══ Supplied records ══
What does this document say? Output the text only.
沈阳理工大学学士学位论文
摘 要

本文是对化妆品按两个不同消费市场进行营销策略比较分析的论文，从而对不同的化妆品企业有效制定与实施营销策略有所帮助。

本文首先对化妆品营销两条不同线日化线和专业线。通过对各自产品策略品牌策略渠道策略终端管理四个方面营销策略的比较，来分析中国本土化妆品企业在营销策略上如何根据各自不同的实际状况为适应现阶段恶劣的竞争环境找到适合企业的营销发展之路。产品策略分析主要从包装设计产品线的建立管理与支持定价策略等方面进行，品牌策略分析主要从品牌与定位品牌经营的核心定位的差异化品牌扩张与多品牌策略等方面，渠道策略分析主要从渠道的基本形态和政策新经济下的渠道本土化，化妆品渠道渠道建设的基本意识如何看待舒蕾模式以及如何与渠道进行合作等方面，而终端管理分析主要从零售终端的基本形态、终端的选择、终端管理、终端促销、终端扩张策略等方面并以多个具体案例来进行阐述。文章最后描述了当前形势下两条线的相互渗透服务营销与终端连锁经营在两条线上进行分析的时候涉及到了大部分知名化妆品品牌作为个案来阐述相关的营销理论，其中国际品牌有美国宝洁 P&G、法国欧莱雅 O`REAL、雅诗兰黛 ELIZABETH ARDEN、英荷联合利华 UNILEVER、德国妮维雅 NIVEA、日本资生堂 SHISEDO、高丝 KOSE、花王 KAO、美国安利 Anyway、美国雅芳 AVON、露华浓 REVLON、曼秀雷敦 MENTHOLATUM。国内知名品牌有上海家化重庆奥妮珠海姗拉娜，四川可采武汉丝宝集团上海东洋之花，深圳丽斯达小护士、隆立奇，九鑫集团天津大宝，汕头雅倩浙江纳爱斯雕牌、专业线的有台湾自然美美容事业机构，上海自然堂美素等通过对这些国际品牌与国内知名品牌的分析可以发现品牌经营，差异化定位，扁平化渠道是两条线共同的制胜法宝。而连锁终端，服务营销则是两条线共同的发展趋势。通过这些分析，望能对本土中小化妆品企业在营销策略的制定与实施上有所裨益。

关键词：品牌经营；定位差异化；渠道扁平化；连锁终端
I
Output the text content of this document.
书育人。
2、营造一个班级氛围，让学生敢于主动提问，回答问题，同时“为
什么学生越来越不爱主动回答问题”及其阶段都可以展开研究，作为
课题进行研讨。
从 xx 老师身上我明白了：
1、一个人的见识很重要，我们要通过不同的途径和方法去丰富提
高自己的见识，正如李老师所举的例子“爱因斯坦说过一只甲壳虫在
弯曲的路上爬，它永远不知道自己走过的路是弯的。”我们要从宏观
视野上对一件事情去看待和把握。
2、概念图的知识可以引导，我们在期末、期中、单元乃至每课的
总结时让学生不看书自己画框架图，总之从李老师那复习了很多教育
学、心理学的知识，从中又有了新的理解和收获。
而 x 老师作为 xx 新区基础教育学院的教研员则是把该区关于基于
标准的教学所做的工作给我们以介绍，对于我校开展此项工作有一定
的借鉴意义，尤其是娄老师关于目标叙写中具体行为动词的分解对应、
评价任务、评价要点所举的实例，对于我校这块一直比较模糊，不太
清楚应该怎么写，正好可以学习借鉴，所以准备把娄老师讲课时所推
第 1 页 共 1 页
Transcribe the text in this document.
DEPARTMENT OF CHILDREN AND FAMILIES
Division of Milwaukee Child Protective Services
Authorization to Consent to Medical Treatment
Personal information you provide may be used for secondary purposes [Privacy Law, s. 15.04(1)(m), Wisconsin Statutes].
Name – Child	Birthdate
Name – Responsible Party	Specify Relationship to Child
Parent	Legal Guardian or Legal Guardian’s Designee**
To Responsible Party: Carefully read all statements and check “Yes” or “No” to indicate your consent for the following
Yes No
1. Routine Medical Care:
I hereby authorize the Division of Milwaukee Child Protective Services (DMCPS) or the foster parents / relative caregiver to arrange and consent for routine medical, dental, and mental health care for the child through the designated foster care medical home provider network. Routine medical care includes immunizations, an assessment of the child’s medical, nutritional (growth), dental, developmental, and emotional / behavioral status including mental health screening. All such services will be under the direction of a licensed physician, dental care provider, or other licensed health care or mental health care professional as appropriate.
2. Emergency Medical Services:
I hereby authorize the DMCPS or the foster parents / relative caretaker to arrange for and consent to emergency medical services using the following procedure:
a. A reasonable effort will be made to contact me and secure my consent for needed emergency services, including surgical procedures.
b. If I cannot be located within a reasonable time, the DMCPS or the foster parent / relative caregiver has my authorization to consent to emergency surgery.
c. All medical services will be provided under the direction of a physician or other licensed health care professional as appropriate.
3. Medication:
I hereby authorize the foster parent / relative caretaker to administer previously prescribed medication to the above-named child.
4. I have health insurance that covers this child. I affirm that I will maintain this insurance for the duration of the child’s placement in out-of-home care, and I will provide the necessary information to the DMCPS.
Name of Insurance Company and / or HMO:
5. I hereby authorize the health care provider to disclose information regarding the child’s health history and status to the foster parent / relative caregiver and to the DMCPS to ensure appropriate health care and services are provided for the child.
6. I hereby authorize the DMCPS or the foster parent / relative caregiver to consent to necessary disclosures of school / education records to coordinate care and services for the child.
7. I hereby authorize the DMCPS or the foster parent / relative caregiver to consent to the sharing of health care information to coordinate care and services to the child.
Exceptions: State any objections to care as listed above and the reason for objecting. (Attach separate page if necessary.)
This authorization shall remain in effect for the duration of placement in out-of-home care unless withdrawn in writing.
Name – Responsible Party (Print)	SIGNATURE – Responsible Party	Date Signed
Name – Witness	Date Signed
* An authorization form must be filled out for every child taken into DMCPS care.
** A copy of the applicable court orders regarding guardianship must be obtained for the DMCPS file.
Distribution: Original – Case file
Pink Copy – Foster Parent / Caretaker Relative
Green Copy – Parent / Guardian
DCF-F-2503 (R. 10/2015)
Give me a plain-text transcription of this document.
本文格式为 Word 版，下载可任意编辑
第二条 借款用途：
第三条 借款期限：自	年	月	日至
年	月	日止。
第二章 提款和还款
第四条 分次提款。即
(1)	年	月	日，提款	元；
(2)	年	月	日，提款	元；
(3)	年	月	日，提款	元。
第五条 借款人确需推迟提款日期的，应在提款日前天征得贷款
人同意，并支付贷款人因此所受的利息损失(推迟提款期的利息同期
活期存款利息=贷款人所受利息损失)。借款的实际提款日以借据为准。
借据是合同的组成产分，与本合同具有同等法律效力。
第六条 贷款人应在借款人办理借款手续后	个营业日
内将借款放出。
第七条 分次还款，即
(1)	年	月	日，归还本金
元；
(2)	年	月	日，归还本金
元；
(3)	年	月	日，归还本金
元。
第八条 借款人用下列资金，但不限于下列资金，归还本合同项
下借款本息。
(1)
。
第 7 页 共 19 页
═══
## Task requirements
Without omitting anything, output the entries exactly.

## Solution to the exercise
What does this document say? Output the text only.
沈阳理工大学学士学位论文
摘 要

本文是对化妆品按两个不同消费市场进行营销策略比较分析的论文，从而对不同的化妆品企业有效制定与实施营销策略有所帮助。

本文首先对化妆品营销两条不同线日化线和专业线。通过对各自产品策略品牌策略渠道策略终端管理四个方面营销策略的比较，来分析中国本土化妆品企业在营销策略上如何根据各自不同的实际状况为适应现阶段恶劣的竞争环境找到适合企业的营销发展之路。产品策略分析主要从包装设计产品线的建立管理与支持定价策略等方面进行，品牌策略分析主要从品牌与定位品牌经营的核心定位的差异化品牌扩张与多品牌策略等方面，渠道策略分析主要从渠道的基本形态和政策新经济下的渠道本土化，化妆品渠道渠道建设的基本意识如何看待舒蕾模式以及如何与渠道进行合作等方面，而终端管理分析主要从零售终端的基本形态、终端的选择、终端管理、终端促销、终端扩张策略等方面并以多个具体案例来进行阐述。文章最后描述了当前形势下两条线的相互渗透服务营销与终端连锁经营在两条线上进行分析的时候涉及到了大部分知名化妆品品牌作为个案来阐述相关的营销理论，其中国际品牌有美国宝洁 P&G、法国欧莱雅 O`REAL、雅诗兰黛 ELIZABETH ARDEN、英荷联合利华 UNILEVER、德国妮维雅 NIVEA、日本资生堂 SHISEDO、高丝 KOSE、花王 KAO、美国安利 Anyway、美国雅芳 AVON、露华浓 REVLON、曼秀雷敦 MENTHOLATUM。国内知名品牌有上海家化重庆奥妮珠海姗拉娜，四川可采武汉丝宝集团上海东洋之花，深圳丽斯达小护士、隆立奇，九鑫集团天津大宝，汕头雅倩浙江纳爱斯雕牌、专业线的有台湾自然美美容事业机构，上海自然堂美素等通过对这些国际品牌与国内知名品牌的分析可以发现品牌经营，差异化定位，扁平化渠道是两条线共同的制胜法宝。而连锁终端，服务营销则是两条线共同的发展趋势。通过这些分析，望能对本土中小化妆品企业在营销策略的制定与实施上有所裨益。

关键词：品牌经营；定位差异化；渠道扁平化；连锁终端
I
Output the text content of this document.
书育人。
2、营造一个班级氛围，让学生敢于主动提问，回答问题，同时“为
什么学生越来越不爱主动回答问题”及其阶段都可以展开研究，作为
课题进行研讨。
从 xx 老师身上我明白了：
1、一个人的见识很重要，我们要通过不同的途径和方法去丰富提
高自己的见识，正如李老师所举的例子“爱因斯坦说过一只甲壳虫在
弯曲的路上爬，它永远不知道自己走过的路是弯的。”我们要从宏观
视野上对一件事情去看待和把握。
2、概念图的知识可以引导，我们在期末、期中、单元乃至每课的
总结时让学生不看书自己画框架图，总之从李老师那复习了很多教育
学、心理学的知识，从中又有了新的理解和收获。
而 x 老师作为 xx 新区基础教育学院的教研员则是把该区关于基于
标准的教学所做的工作给我们以介绍，对于我校开展此项工作有一定
的借鉴意义，尤其是娄老师关于目标叙写中具体行为动词的分解对应、
评价任务、评价要点所举的实例，对于我校这块一直比较模糊，不太
清楚应该怎么写，正好可以学习借鉴，所以准备把娄老师讲课时所推
第 1 页 共 1 页
Transcribe the text in this document.
DEPARTMENT OF CHILDREN AND FAMILIES
Division of Milwaukee Child Protective Services
Authorization to Consent to Medical Treatment
Personal information you provide may be used for secondary purposes [Privacy Law, s. 15.04(1)(m), Wisconsin Statutes].
Name – Child	Birthdate
Name – Responsible Party	Specify Relationship to Child
Parent	Legal Guardian or Legal Guardian’s Designee**
To Responsible Party: Carefully read all statements and check “Yes” or “No” to indicate your consent for the following
Yes No
1. Routine Medical Care:
I hereby authorize the Division of Milwaukee Child Protective Services (DMCPS) or the foster parents / relative caregiver to arrange and consent for routine medical, dental, and mental health care for the child through the designated foster care medical home provider network. Routine medical care includes immunizations, an assessment of the child’s medical, nutritional (growth), dental, developmental, and emotional / behavioral status including mental health screening. All such services will be under the direction of a licensed physician, dental care provider, or other licensed health care or mental health care professional as appropriate.
2. Emergency Medical Services:
I hereby authorize the DMCPS or the foster parents / relative caretaker to arrange for and consent to emergency medical services using the following procedure:
a. A reasonable effort will be made to contact me and secure my consent for needed emergency services, including surgical procedures.
b. If I cannot be located within a reasonable time, the DMCPS or the foster parent / relative caregiver has my authorization to consent to emergency surgery.
c. All medical services will be provided under the direction of a physician or other licensed health care professional as appropriate.
3. Medication:
I hereby authorize the foster parent / relative caretaker to administer previously prescribed medication to the above-named child.
4. I have health insurance that covers this child. I affirm that I will maintain this insurance for the duration of the child’s placement in out-of-home care, and I will provide the necessary information to the DMCPS.
Name of Insurance Company and / or HMO:
5. I hereby authorize the health care provider to disclose information regarding the child’s health history and status to the foster parent / relative caregiver and to the DMCPS to ensure appropriate health care and services are provided for the child.
6. I hereby authorize the DMCPS or the foster parent / relative caregiver to consent to necessary disclosures of school / education records to coordinate care and services for the child.
7. I hereby authorize the DMCPS or the foster parent / relative caregiver to consent to the sharing of health care information to coordinate care and services to the child.
Exceptions: State any objections to care as listed above and the reason for objecting. (Attach separate page if necessary.)
This authorization shall remain in effect for the duration of placement in out-of-home care unless withdrawn in writing.
Name – Responsible Party (Print)	SIGNATURE – Responsible Party	Date Signed
Name – Witness	Date Signed
* An authorization form must be filled out for every child taken into DMCPS care.
** A copy of the applicable court orders regarding guardianship must be obtained for the DMCPS file.
Distribution: Original – Case file
Pink Copy – Foster Parent / Caretaker Relative
Green Copy – Parent / Guardian
DCF-F-2503 (R. 10/2015)
Give me a plain-text transcription of this document.
本文格式为 Word 版，下载可任意编辑
第二条 借款用途：
第三条 借款期限：自	年	月	日至
年	月	日止。
第二章 提款和还款
第四条 分次提款。即
(1)	年	月	日，提款	元；
(2)	年	月	日，提款	元；
(3)	年	月	日，提款	元。
第五条 借款人确需推迟提款日期的，应在提款日前天征得贷款
人同意，并支付贷款人因此所受的利息损失(推迟提款期的利息同期
活期存款利息=贷款人所受利息损失)。借款的实际提款日以借据为准。
借据是合同的组成产分，与本合同具有同等法律效力。
第六条 贷款人应在借款人办理借款手续后	个营业日
内将借款放出。
第七条 分次还款，即
(1)	年	月	日，归还本金
元；
(2)	年	月	日，归还本金
元；
(3)	年	月	日，归还本金
元。
第八条 借款人用下列资金，但不限于下列资金，归还本合同项
下借款本息。
(1)
。
第 7 页 共 19 页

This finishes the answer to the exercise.